I'd like the records transcribed exactly, leaving the images out.

**Exercise materials**
■ ■ ■ ■

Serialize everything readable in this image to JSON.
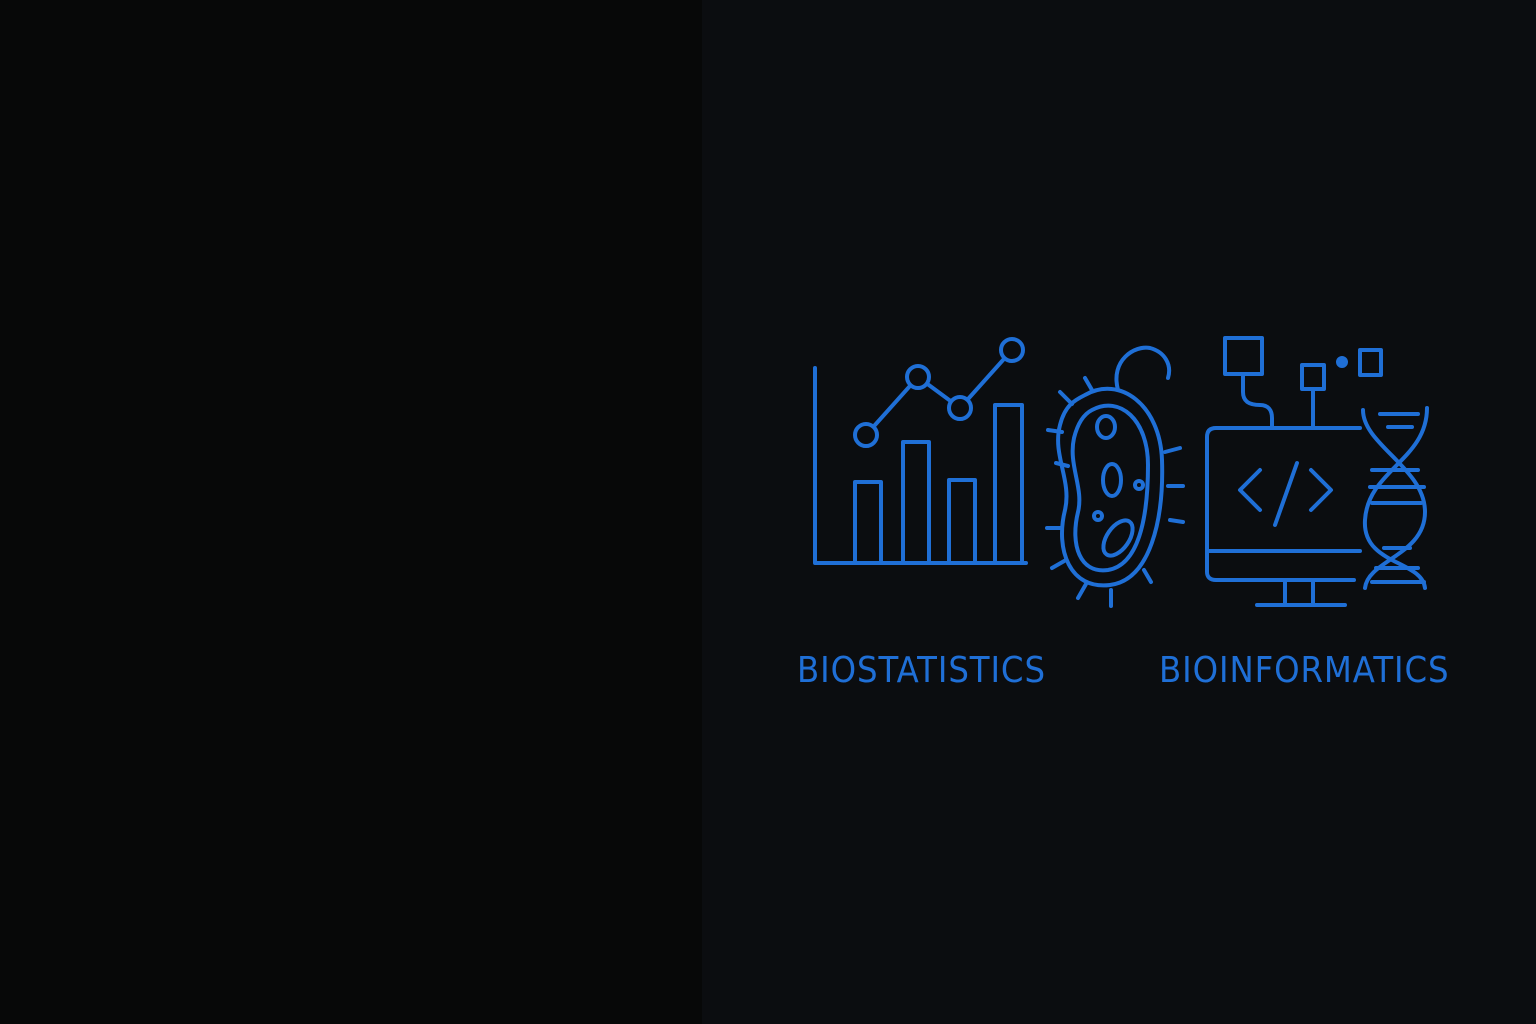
{
  "accent": "#1f6fd6",
  "panels": {
    "left_color": "#070808",
    "right_color": "#0b0d10"
  },
  "icons": [
    "bar-line-chart-icon",
    "bacterium-icon",
    "computer-code-icon",
    "network-nodes-icon",
    "dna-helix-icon"
  ],
  "labels": {
    "left": "BIOSTATISTICS",
    "right": "BIOINFORMATICS"
  }
}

■ ■ ■ ■

**Response box**
Serialize everything readable in this image to JSON.
{
  "accent": "#1f6fd6",
  "panels": {
    "left_color": "#070808",
    "right_color": "#0b0d10"
  },
  "icons": [
    "bar-line-chart-icon",
    "bacterium-icon",
    "computer-code-icon",
    "network-nodes-icon",
    "dna-helix-icon"
  ],
  "labels": {
    "left": "BIOSTATISTICS",
    "right": "BIOINFORMATICS"
  }
}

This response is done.